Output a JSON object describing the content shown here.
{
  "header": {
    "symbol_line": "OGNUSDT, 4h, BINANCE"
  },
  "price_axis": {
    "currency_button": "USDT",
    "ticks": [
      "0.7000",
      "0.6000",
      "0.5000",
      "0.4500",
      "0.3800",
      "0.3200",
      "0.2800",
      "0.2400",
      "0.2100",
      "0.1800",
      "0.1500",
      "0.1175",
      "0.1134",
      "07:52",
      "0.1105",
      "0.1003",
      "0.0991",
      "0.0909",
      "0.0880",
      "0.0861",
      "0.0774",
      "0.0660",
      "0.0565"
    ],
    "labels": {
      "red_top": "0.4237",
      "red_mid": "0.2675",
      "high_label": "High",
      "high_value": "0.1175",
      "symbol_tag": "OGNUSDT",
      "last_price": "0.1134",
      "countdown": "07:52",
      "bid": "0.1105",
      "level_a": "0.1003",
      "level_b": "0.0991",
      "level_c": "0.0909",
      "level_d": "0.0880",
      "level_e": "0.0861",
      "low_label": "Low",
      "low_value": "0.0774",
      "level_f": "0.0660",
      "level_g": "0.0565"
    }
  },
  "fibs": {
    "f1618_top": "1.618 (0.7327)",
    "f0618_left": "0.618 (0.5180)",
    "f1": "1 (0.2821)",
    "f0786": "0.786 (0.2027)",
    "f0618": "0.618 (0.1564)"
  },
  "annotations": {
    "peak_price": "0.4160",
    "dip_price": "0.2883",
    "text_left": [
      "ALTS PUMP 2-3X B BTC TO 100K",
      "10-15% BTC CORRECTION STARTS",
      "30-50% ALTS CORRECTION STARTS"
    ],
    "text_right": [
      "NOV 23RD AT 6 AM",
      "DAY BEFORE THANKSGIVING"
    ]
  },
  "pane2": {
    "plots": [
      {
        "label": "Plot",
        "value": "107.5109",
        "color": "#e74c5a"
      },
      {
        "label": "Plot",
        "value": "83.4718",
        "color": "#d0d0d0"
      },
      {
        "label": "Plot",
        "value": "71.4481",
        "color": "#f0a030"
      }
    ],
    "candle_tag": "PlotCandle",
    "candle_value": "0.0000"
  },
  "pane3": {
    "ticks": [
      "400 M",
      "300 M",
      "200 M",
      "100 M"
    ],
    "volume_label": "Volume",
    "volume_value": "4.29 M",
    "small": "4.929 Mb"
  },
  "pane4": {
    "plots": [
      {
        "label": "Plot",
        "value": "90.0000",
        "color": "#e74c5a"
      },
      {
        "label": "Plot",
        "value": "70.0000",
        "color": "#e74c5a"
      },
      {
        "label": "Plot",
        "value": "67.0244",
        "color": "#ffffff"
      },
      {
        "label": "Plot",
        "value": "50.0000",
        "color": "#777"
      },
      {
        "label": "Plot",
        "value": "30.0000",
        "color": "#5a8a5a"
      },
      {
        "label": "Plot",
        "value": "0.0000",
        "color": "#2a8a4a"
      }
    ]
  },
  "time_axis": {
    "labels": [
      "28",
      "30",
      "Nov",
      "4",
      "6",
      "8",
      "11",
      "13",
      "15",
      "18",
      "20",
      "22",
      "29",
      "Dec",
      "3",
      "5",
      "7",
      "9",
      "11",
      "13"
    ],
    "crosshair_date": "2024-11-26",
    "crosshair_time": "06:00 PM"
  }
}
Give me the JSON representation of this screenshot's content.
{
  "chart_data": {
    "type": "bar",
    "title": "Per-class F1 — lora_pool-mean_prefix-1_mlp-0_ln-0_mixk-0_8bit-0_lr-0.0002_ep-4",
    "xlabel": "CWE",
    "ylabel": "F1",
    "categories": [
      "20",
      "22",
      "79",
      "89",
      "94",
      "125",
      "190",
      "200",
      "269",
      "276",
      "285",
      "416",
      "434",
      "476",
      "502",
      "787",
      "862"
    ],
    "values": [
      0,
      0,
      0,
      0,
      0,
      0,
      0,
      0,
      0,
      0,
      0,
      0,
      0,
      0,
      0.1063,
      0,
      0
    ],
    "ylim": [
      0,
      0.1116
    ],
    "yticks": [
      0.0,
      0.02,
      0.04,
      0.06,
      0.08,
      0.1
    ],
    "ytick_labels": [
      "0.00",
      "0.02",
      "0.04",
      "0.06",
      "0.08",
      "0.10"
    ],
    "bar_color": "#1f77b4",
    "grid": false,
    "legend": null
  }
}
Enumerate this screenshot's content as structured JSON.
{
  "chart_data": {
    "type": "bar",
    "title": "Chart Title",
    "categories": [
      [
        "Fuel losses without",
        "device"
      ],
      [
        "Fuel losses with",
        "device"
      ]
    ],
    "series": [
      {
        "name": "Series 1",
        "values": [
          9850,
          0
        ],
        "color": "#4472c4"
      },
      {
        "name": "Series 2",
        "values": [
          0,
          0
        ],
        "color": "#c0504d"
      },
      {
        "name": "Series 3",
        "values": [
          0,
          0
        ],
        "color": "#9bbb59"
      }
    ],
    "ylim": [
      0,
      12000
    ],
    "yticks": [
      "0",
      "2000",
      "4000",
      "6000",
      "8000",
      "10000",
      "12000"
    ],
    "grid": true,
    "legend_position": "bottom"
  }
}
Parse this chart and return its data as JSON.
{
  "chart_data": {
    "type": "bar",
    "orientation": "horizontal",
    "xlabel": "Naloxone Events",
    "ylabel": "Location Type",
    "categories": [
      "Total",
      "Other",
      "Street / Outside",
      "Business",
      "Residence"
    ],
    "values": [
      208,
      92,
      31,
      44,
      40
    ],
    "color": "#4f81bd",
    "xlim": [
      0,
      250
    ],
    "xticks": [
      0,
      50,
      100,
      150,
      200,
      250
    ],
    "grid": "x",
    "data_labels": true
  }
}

# GIVEN REQUEST:
Your task is to output the full set of records exactly as presented.

# SOLVED EXERCISE:
Output a JSON object describing the content shown here.
{
  "header": {
    "symbol_line": "OGNUSDT, 4h, BINANCE"
  },
  "price_axis": {
    "currency_button": "USDT",
    "ticks": [
      "0.7000",
      "0.6000",
      "0.5000",
      "0.4500",
      "0.3800",
      "0.3200",
      "0.2800",
      "0.2400",
      "0.2100",
      "0.1800",
      "0.1500",
      "0.1175",
      "0.1134",
      "07:52",
      "0.1105",
      "0.1003",
      "0.0991",
      "0.0909",
      "0.0880",
      "0.0861",
      "0.0774",
      "0.0660",
      "0.0565"
    ],
    "labels": {
      "red_top": "0.4237",
      "red_mid": "0.2675",
      "high_label": "High",
      "high_value": "0.1175",
      "symbol_tag": "OGNUSDT",
      "last_price": "0.1134",
      "countdown": "07:52",
      "bid": "0.1105",
      "level_a": "0.1003",
      "level_b": "0.0991",
      "level_c": "0.0909",
      "level_d": "0.0880",
      "level_e": "0.0861",
      "low_label": "Low",
      "low_value": "0.0774",
      "level_f": "0.0660",
      "level_g": "0.0565"
    }
  },
  "fibs": {
    "f1618_top": "1.618 (0.7327)",
    "f0618_left": "0.618 (0.5180)",
    "f1": "1 (0.2821)",
    "f0786": "0.786 (0.2027)",
    "f0618": "0.618 (0.1564)"
  },
  "annotations": {
    "peak_price": "0.4160",
    "dip_price": "0.2883",
    "text_left": [
      "ALTS PUMP 2-3X B BTC TO 100K",
      "10-15% BTC CORRECTION STARTS",
      "30-50% ALTS CORRECTION STARTS"
    ],
    "text_right": [
      "NOV 23RD AT 6 AM",
      "DAY BEFORE THANKSGIVING"
    ]
  },
  "pane2": {
    "plots": [
      {
        "label": "Plot",
        "value": "107.5109",
        "color": "#e74c5a"
      },
      {
        "label": "Plot",
        "value": "83.4718",
        "color": "#d0d0d0"
      },
      {
        "label": "Plot",
        "value": "71.4481",
        "color": "#f0a030"
      }
    ],
    "candle_tag": "PlotCandle",
    "candle_value": "0.0000"
  },
  "pane3": {
    "ticks": [
      "400 M",
      "300 M",
      "200 M",
      "100 M"
    ],
    "volume_label": "Volume",
    "volume_value": "4.29 M",
    "small": "4.929 Mb"
  },
  "pane4": {
    "plots": [
      {
        "label": "Plot",
        "value": "90.0000",
        "color": "#e74c5a"
      },
      {
        "label": "Plot",
        "value": "70.0000",
        "color": "#e74c5a"
      },
      {
        "label": "Plot",
        "value": "67.0244",
        "color": "#ffffff"
      },
      {
        "label": "Plot",
        "value": "50.0000",
        "color": "#777"
      },
      {
        "label": "Plot",
        "value": "30.0000",
        "color": "#5a8a5a"
      },
      {
        "label": "Plot",
        "value": "0.0000",
        "color": "#2a8a4a"
      }
    ]
  },
  "time_axis": {
    "labels": [
      "28",
      "30",
      "Nov",
      "4",
      "6",
      "8",
      "11",
      "13",
      "15",
      "18",
      "20",
      "22",
      "29",
      "Dec",
      "3",
      "5",
      "7",
      "9",
      "11",
      "13"
    ],
    "crosshair_date": "2024-11-26",
    "crosshair_time": "06:00 PM"
  }
}
Give me the JSON representation of this screenshot's content.
{
  "chart_data": {
    "type": "bar",
    "title": "Per-class F1 — lora_pool-mean_prefix-1_mlp-0_ln-0_mixk-0_8bit-0_lr-0.0002_ep-4",
    "xlabel": "CWE",
    "ylabel": "F1",
    "categories": [
      "20",
      "22",
      "79",
      "89",
      "94",
      "125",
      "190",
      "200",
      "269",
      "276",
      "285",
      "416",
      "434",
      "476",
      "502",
      "787",
      "862"
    ],
    "values": [
      0,
      0,
      0,
      0,
      0,
      0,
      0,
      0,
      0,
      0,
      0,
      0,
      0,
      0,
      0.1063,
      0,
      0
    ],
    "ylim": [
      0,
      0.1116
    ],
    "yticks": [
      0.0,
      0.02,
      0.04,
      0.06,
      0.08,
      0.1
    ],
    "ytick_labels": [
      "0.00",
      "0.02",
      "0.04",
      "0.06",
      "0.08",
      "0.10"
    ],
    "bar_color": "#1f77b4",
    "grid": false,
    "legend": null
  }
}
Enumerate this screenshot's content as structured JSON.
{
  "chart_data": {
    "type": "bar",
    "title": "Chart Title",
    "categories": [
      [
        "Fuel losses without",
        "device"
      ],
      [
        "Fuel losses with",
        "device"
      ]
    ],
    "series": [
      {
        "name": "Series 1",
        "values": [
          9850,
          0
        ],
        "color": "#4472c4"
      },
      {
        "name": "Series 2",
        "values": [
          0,
          0
        ],
        "color": "#c0504d"
      },
      {
        "name": "Series 3",
        "values": [
          0,
          0
        ],
        "color": "#9bbb59"
      }
    ],
    "ylim": [
      0,
      12000
    ],
    "yticks": [
      "0",
      "2000",
      "4000",
      "6000",
      "8000",
      "10000",
      "12000"
    ],
    "grid": true,
    "legend_position": "bottom"
  }
}
Parse this chart and return its data as JSON.
{
  "chart_data": {
    "type": "bar",
    "orientation": "horizontal",
    "xlabel": "Naloxone Events",
    "ylabel": "Location Type",
    "categories": [
      "Total",
      "Other",
      "Street / Outside",
      "Business",
      "Residence"
    ],
    "values": [
      208,
      92,
      31,
      44,
      40
    ],
    "color": "#4f81bd",
    "xlim": [
      0,
      250
    ],
    "xticks": [
      0,
      50,
      100,
      150,
      200,
      250
    ],
    "grid": "x",
    "data_labels": true
  }
}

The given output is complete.